• Directive: Find all lines in the listing that include the word "color", then copy them.

Dataset listings of figures:

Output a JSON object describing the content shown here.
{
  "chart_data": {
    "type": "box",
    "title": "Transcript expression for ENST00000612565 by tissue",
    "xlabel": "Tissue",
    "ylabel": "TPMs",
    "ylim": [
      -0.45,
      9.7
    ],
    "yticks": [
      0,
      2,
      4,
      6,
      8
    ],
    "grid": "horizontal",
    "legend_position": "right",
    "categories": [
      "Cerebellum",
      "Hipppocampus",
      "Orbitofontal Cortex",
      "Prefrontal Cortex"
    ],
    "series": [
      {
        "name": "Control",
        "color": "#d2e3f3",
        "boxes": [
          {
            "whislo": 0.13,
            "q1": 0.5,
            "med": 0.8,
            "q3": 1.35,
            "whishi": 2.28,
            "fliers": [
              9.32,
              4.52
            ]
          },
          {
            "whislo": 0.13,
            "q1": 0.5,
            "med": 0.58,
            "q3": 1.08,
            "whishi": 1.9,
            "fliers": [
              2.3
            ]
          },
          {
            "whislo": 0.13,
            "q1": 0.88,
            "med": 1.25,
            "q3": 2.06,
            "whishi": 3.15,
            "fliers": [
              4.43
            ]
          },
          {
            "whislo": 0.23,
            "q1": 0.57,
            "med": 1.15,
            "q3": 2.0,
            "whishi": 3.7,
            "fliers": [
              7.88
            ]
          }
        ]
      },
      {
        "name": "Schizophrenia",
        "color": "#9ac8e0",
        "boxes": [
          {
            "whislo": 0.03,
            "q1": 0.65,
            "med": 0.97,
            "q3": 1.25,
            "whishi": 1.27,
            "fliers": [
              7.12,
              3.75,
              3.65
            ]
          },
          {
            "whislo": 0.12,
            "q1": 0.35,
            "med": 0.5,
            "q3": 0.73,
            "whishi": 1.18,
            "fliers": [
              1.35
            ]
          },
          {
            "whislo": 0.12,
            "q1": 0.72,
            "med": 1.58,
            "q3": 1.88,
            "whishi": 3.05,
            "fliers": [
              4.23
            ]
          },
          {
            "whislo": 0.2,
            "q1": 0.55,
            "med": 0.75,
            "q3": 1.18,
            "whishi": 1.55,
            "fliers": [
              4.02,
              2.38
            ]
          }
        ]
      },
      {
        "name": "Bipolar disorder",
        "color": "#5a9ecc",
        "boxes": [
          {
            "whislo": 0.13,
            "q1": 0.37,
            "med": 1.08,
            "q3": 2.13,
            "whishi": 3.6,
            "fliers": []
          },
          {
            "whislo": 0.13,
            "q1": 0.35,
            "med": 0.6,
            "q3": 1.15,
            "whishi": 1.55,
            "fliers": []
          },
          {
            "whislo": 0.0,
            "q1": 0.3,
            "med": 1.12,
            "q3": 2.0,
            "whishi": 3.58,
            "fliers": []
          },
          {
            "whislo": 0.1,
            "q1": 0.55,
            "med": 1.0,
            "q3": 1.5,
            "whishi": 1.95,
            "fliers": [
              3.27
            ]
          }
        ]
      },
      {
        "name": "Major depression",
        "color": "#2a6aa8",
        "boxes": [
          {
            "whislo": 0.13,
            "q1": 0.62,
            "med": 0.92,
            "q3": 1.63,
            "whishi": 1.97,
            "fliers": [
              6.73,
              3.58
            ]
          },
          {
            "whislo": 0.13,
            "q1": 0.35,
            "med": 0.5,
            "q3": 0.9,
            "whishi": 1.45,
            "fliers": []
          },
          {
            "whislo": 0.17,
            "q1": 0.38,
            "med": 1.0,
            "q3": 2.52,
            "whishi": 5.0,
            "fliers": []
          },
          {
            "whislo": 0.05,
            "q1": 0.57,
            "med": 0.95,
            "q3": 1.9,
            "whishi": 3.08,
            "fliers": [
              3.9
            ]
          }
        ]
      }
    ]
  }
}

• Reply to the exercise:
        "color": "#d2e3f3",
        "color": "#9ac8e0",
        "color": "#5a9ecc",
        "color": "#2a6aa8",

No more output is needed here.